Exercise prompt:
Copy down all of the data underneath, exactly as shown.

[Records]
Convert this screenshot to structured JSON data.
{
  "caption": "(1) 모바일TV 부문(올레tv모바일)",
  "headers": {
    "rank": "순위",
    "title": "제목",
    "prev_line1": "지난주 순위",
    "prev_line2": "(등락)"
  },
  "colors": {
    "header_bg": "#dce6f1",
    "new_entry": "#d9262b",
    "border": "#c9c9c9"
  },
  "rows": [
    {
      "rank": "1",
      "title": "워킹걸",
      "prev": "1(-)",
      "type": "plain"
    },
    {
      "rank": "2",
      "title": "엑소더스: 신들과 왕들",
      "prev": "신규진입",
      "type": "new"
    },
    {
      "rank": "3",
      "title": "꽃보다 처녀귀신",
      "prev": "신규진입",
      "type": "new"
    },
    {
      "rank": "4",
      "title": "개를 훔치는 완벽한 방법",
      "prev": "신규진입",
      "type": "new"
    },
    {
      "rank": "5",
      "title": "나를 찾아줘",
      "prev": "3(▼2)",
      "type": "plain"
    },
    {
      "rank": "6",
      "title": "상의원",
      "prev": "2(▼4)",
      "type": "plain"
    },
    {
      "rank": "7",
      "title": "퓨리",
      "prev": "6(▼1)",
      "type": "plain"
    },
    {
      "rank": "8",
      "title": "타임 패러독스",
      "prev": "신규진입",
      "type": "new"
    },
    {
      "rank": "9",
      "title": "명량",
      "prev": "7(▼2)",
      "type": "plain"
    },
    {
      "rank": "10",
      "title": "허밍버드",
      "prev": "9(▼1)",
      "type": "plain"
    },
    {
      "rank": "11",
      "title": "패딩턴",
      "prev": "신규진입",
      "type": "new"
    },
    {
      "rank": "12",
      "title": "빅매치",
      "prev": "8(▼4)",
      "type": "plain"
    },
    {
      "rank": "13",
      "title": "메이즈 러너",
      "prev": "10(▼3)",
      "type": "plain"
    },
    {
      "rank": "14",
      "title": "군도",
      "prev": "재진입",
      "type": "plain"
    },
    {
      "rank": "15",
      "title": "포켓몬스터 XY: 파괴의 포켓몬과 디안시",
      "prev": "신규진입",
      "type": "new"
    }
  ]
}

Solved exercise:
Convert this screenshot to structured JSON data.
{
  "caption": "(1) 모바일TV 부문(올레tv모바일)",
  "headers": {
    "rank": "순위",
    "title": "제목",
    "prev_line1": "지난주 순위",
    "prev_line2": "(등락)"
  },
  "colors": {
    "header_bg": "#dce6f1",
    "new_entry": "#d9262b",
    "border": "#c9c9c9"
  },
  "rows": [
    {
      "rank": "1",
      "title": "워킹걸",
      "prev": "1(-)",
      "type": "plain"
    },
    {
      "rank": "2",
      "title": "엑소더스: 신들과 왕들",
      "prev": "신규진입",
      "type": "new"
    },
    {
      "rank": "3",
      "title": "꽃보다 처녀귀신",
      "prev": "신규진입",
      "type": "new"
    },
    {
      "rank": "4",
      "title": "개를 훔치는 완벽한 방법",
      "prev": "신규진입",
      "type": "new"
    },
    {
      "rank": "5",
      "title": "나를 찾아줘",
      "prev": "3(▼2)",
      "type": "plain"
    },
    {
      "rank": "6",
      "title": "상의원",
      "prev": "2(▼4)",
      "type": "plain"
    },
    {
      "rank": "7",
      "title": "퓨리",
      "prev": "6(▼1)",
      "type": "plain"
    },
    {
      "rank": "8",
      "title": "타임 패러독스",
      "prev": "신규진입",
      "type": "new"
    },
    {
      "rank": "9",
      "title": "명량",
      "prev": "7(▼2)",
      "type": "plain"
    },
    {
      "rank": "10",
      "title": "허밍버드",
      "prev": "9(▼1)",
      "type": "plain"
    },
    {
      "rank": "11",
      "title": "패딩턴",
      "prev": "신규진입",
      "type": "new"
    },
    {
      "rank": "12",
      "title": "빅매치",
      "prev": "8(▼4)",
      "type": "plain"
    },
    {
      "rank": "13",
      "title": "메이즈 러너",
      "prev": "10(▼3)",
      "type": "plain"
    },
    {
      "rank": "14",
      "title": "군도",
      "prev": "재진입",
      "type": "plain"
    },
    {
      "rank": "15",
      "title": "포켓몬스터 XY: 파괴의 포켓몬과 디안시",
      "prev": "신규진입",
      "type": "new"
    }
  ]
}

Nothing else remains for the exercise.